** begin Provided material **

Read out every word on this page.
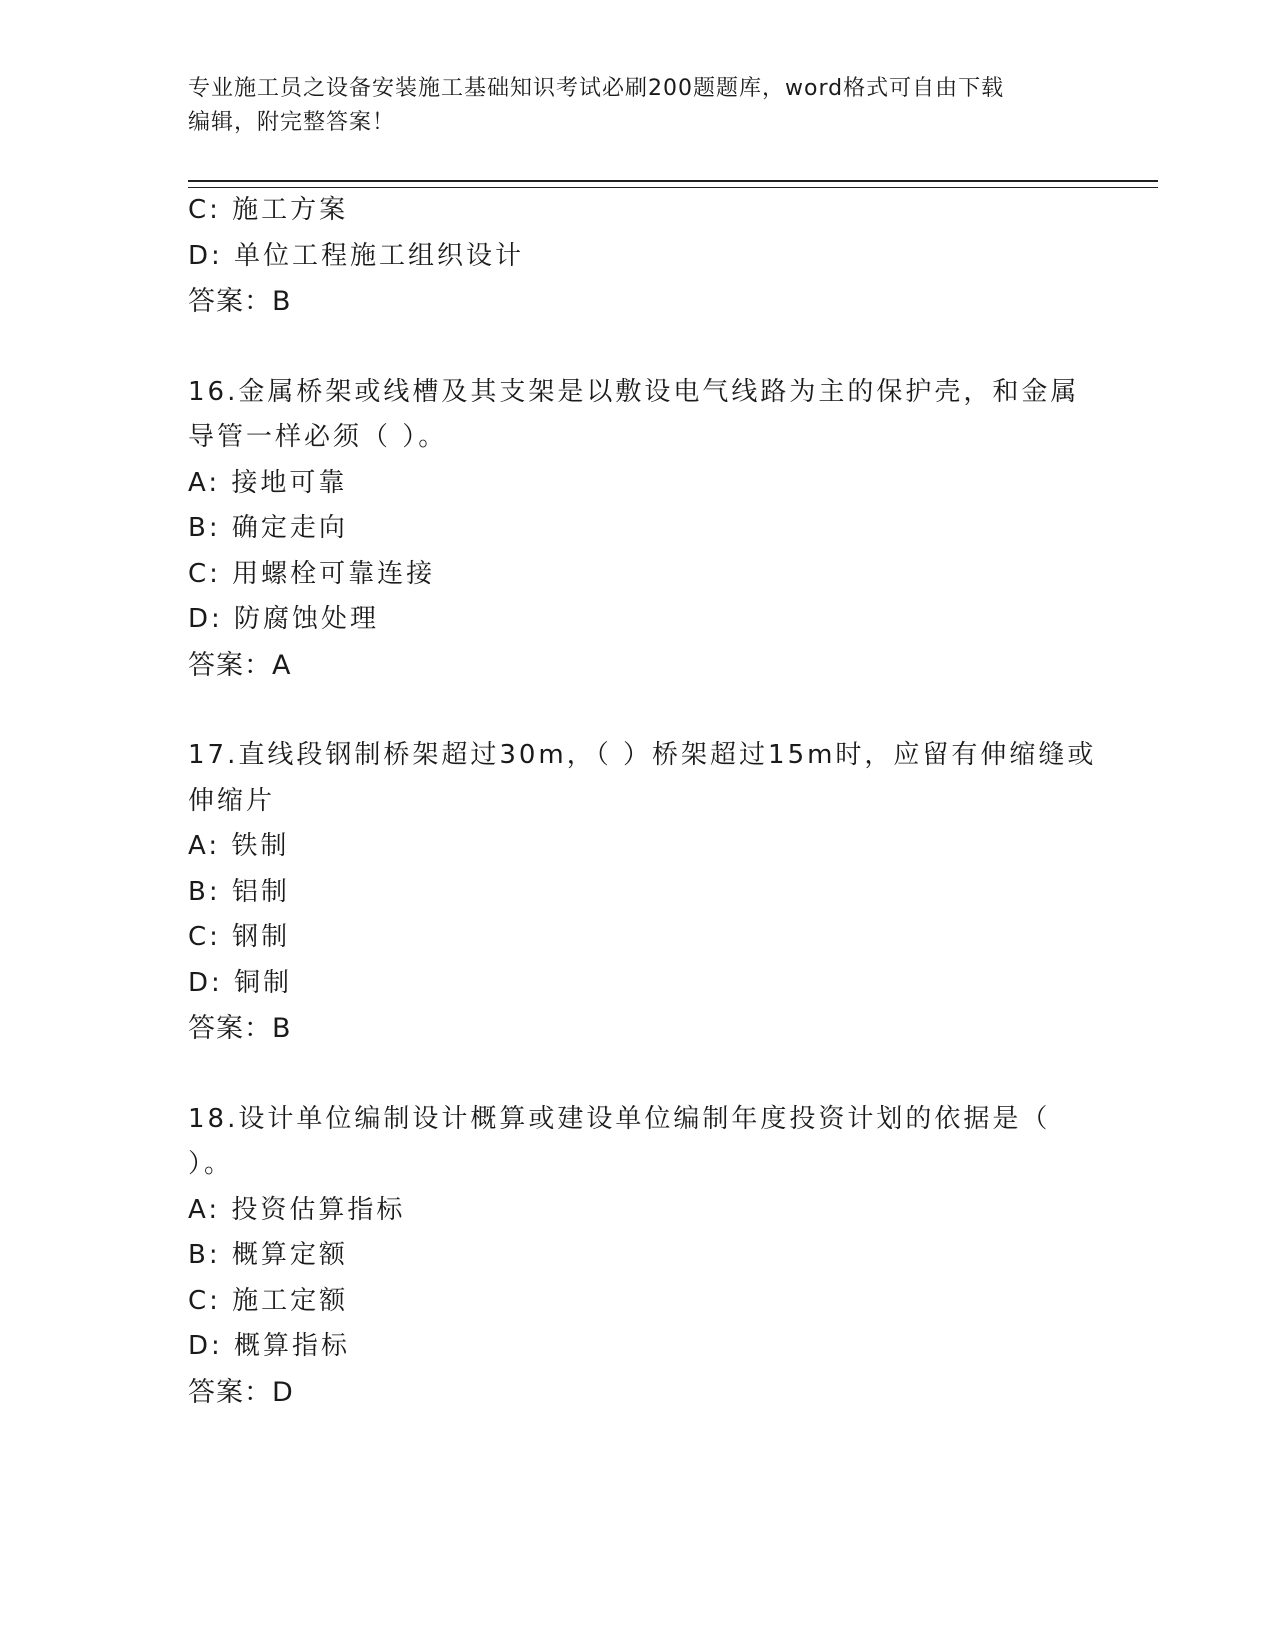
专业施工员之设备安装施工基础知识考试必刷200题题库，word格式可自由下载
编辑，附完整答案！
C: 施工方案
D: 单位工程施工组织设计
答案：B
16.金属桥架或线槽及其支架是以敷设电气线路为主的保护壳，和金属
导管一样必须（ ）。
A: 接地可靠
B: 确定走向
C: 用螺栓可靠连接
D: 防腐蚀处理
答案：A
17.直线段钢制桥架超过30m，（ ）桥架超过15m时，应留有伸缩缝或
伸缩片
A: 铁制
B: 铝制
C: 钢制
D: 铜制
答案：B
18.设计单位编制设计概算或建设单位编制年度投资计划的依据是（
）。
A: 投资估算指标
B: 概算定额
C: 施工定额
D: 概算指标
答案：D
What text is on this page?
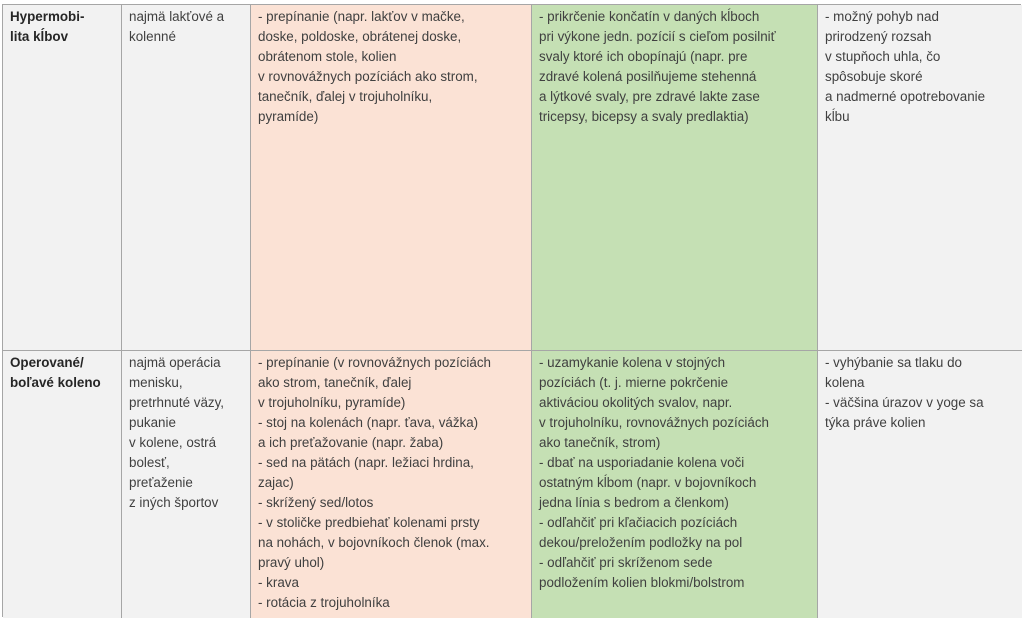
Hypermobi-
lita kĺbov
najmä lakťové a
kolenné
- prepínanie (napr. lakťov v mačke,
doske, poldoske, obrátenej doske,
obrátenom stole, kolien
v rovnovážnych pozíciách ako strom,
tanečník, ďalej v trojuholníku,
pyramíde)
- prikrčenie končatín v daných kĺboch
pri výkone jedn. pozícií s cieľom posilniť
svaly ktoré ich obopínajú (napr. pre
zdravé kolená posilňujeme stehenná
a lýtkové svaly, pre zdravé lakte zase
tricepsy, bicepsy a svaly predlaktia)
- možný pohyb nad
prirodzený rozsah
v stupňoch uhla, čo
spôsobuje skoré
a nadmerné opotrebovanie
kĺbu
Operované/
boľavé koleno
najmä operácia
menisku,
pretrhnuté väzy,
pukanie
v kolene, ostrá
bolesť,
preťaženie
z iných športov
- prepínanie (v rovnovážnych pozíciách
ako strom, tanečník, ďalej
v trojuholníku, pyramíde)
- stoj na kolenách (napr. ťava, vážka)
a ich preťažovanie (napr. žaba)
- sed na pätách (napr. ležiaci hrdina,
zajac)
- skrížený sed/lotos
- v stoličke predbiehať kolenami prsty
na nohách, v bojovníkoch členok (max.
pravý uhol)
- krava
- rotácia z trojuholníka
- uzamykanie kolena v stojných
pozíciách (t. j. mierne pokrčenie
aktiváciou okolitých svalov, napr.
v trojuholníku, rovnovážnych pozíciách
ako tanečník, strom)
- dbať na usporiadanie kolena voči
ostatným kĺbom (napr. v bojovníkoch
jedna línia s bedrom a členkom)
- odľahčiť pri kľačiacich pozíciách
dekou/preložením podložky na pol
- odľahčiť pri skríženom sede
podložením kolien blokmi/bolstrom
- vyhýbanie sa tlaku do
kolena
- väčšina úrazov v yoge sa
týka práve kolien
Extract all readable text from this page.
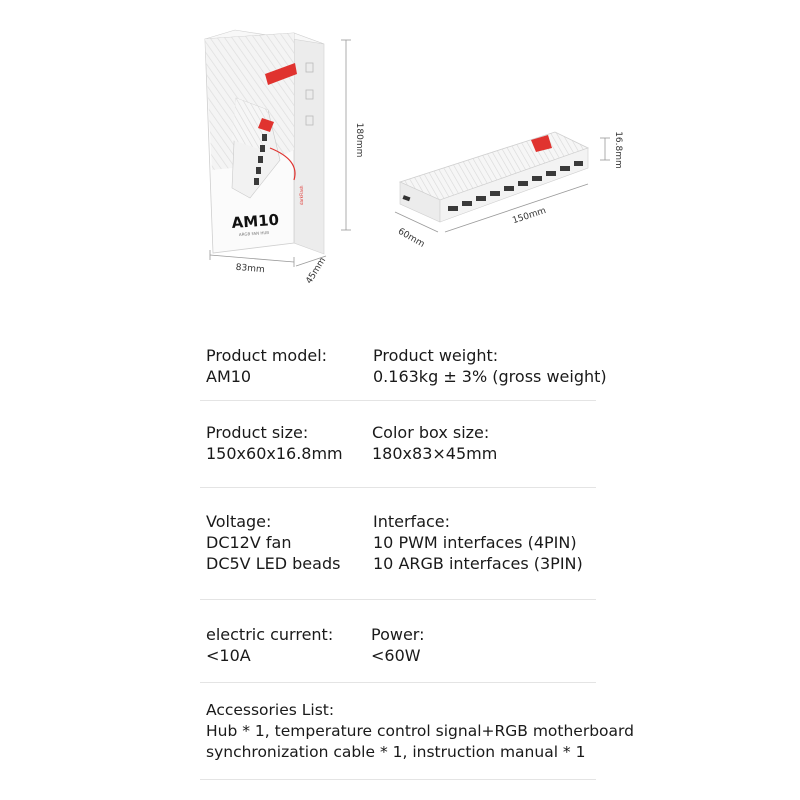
AM10
ARGB FAN HUB
darkFlash
180mm
83mm	45mm
16.8mm
150mm
60mm
Product model:
AM10
Product weight:
0.163kg ± 3% (gross weight)
Product size:
150x60x16.8mm
Color box size:
180x83×45mm
Voltage:
DC12V fan
DC5V LED beads
Interface:
10 PWM interfaces (4PIN)
10 ARGB interfaces (3PIN)
electric current:
<10A
Power:
<60W
Accessories List:
Hub * 1, temperature control signal+RGB motherboard
synchronization cable * 1, instruction manual * 1
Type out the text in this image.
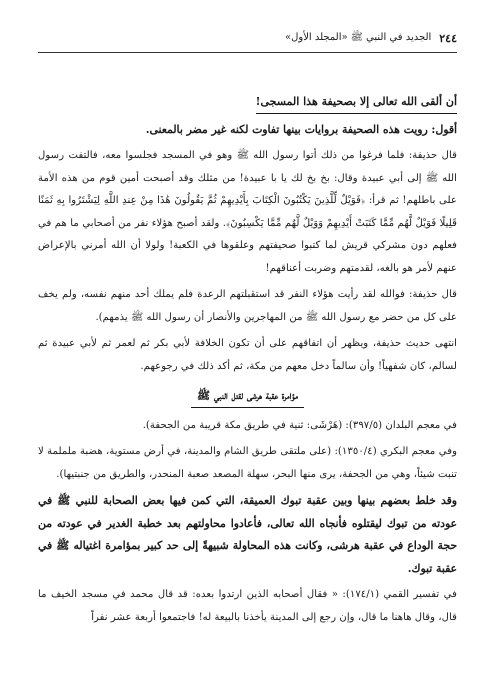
٢٤٤
الجديد في النبي ﷺ «المجلد الأول»

أن ألقى الله تعالى إلا بصحيفة هذا المسجى!

أقول: رويت هذه الصحيفة بروايات بينها تفاوت لكنه غير مضر بالمعنى.

قال حذيفة: فلما فرغوا من ذلك أتوا رسول الله ﷺ وهو في المسجد فجلسوا معه، فالتفت رسول الله ﷺ إلى أبي عبيدة وقال: بخ بخ لك يا با عبيدة! من مثلك وقد أصبحت أمين قوم من هذه الأمة على باطلهم! ثم قرأ: ﴿فَوَيْلٌ لِّلَّذِينَ يَكْتُبُونَ الْكِتَابَ بِأَيْدِيهِمْ ثُمَّ يَقُولُونَ هَٰذَا مِنْ عِندِ اللَّهِ لِيَشْتَرُوا بِهِ ثَمَنًا قَلِيلًا فَوَيْلٌ لَّهُم مِّمَّا كَتَبَتْ أَيْدِيهِمْ وَوَيْلٌ لَّهُم مِّمَّا يَكْسِبُونَ﴾. ولقد أصبح هؤلاء نفر من أصحابي ما هم في فعلهم دون مشركي قريش لما كتبوا صحيفتهم وعلقوها في الكعبة! ولولا أن الله أمرني بالإعراض عنهم لأمر هو بالغه، لقدمتهم وضربت أعناقهم!

قال حذيفة: فوالله لقد رأيت هؤلاء النفر قد استقبلتهم الرعدة فلم يملك أحد منهم نفسه، ولم يخف على كل من حضر مع رسول الله ﷺ من المهاجرين والأنصار أن رسول الله ﷺ يذمهم).

انتهى حديث حذيفة، ويظهر أن اتفاقهم على أن تكون الخلافة لأبي بكر ثم لعمر ثم لأبي عبيدة ثم لسالم، كان شفهياً! وأن سالماً دخل معهم من مكة، ثم أكد ذلك في رجوعهم.

مؤامرة عقبة هرشى لقتل النبي ﷺ

في معجم البلدان (٣٩٧/٥): (هَرْشَى: ثنية في طريق مكة قريبة من الجحفة).

وفي معجم البكري (١٣٥٠/٤): (على ملتقى طريق الشام والمدينة، في أرض مستوية، هضبة ململمة لا تنبت شيئاً، وهي من الجحفة، يرى منها البحر، سهلة المصعد صعبة المنحدر، والطريق من جنبتيها).

وقد خلط بعضهم بينها وبين عقبة تبوك العميقة، التي كمن فيها بعض الصحابة للنبي ﷺ في عودته من تبوك ليقتلوه فأنجاه الله تعالى، فأعادوا محاولتهم بعد خطبة الغدير في عودته من حجة الوداع في عقبة هرشى، وكانت هذه المحاولة شبيهةً إلى حد كبير بمؤامرة اغتياله ﷺ في عقبة تبوك.

في تفسير القمي (١٧٤/١): « فقال أصحابه الذين ارتدوا بعده: قد قال محمد في مسجد الخيف ما قال، وقال هاهنا ما قال، وإن رجع إلى المدينة يأخذنا بالبيعة له! فاجتمعوا أربعة عشر نفراً
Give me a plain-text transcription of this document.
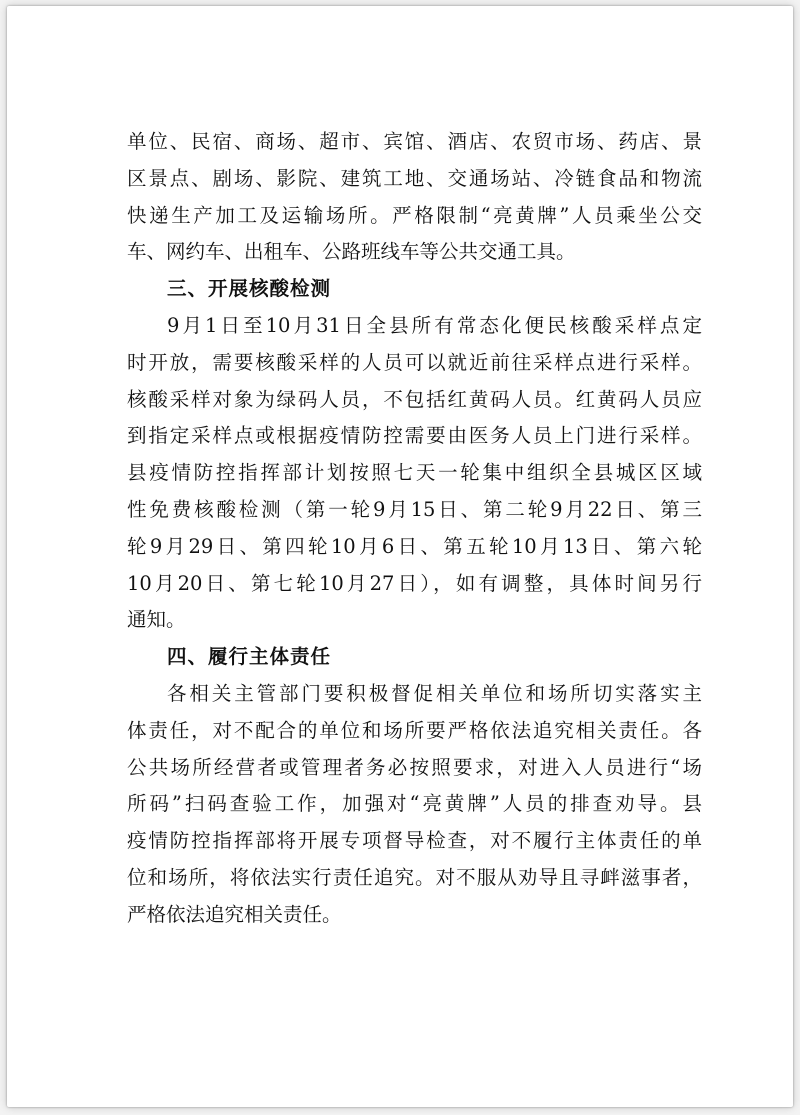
单位、民宿、商场、超市、宾馆、酒店、农贸市场、药店、景
区景点、剧场、影院、建筑工地、交通场站、冷链食品和物流
快递生产加工及运输场所。严格限制“亮黄牌”人员乘坐公交
车、网约车、出租车、公路班线车等公共交通工具。
三、开展核酸检测
9月1日至10月31日全县所有常态化便民核酸采样点定
时开放，需要核酸采样的人员可以就近前往采样点进行采样。
核酸采样对象为绿码人员，不包括红黄码人员。红黄码人员应
到指定采样点或根据疫情防控需要由医务人员上门进行采样。
县疫情防控指挥部计划按照七天一轮集中组织全县城区区域
性免费核酸检测（第一轮9月15日、第二轮9月22日、第三
轮9月29日、第四轮10月6日、第五轮10月13日、第六轮
10月20日、第七轮10月27日），如有调整，具体时间另行
通知。
四、履行主体责任
各相关主管部门要积极督促相关单位和场所切实落实主
体责任，对不配合的单位和场所要严格依法追究相关责任。各
公共场所经营者或管理者务必按照要求，对进入人员进行“场
所码”扫码查验工作，加强对“亮黄牌”人员的排查劝导。县
疫情防控指挥部将开展专项督导检查，对不履行主体责任的单
位和场所，将依法实行责任追究。对不服从劝导且寻衅滋事者，
严格依法追究相关责任。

** end Provided material **

What this task involves -> Reproduce each line of the entries in which the word "prepínanie" is found.

Full output ->
- prepínanie (napr. lakťov v mačke,
- prepínanie (v rovnovážnych pozíciách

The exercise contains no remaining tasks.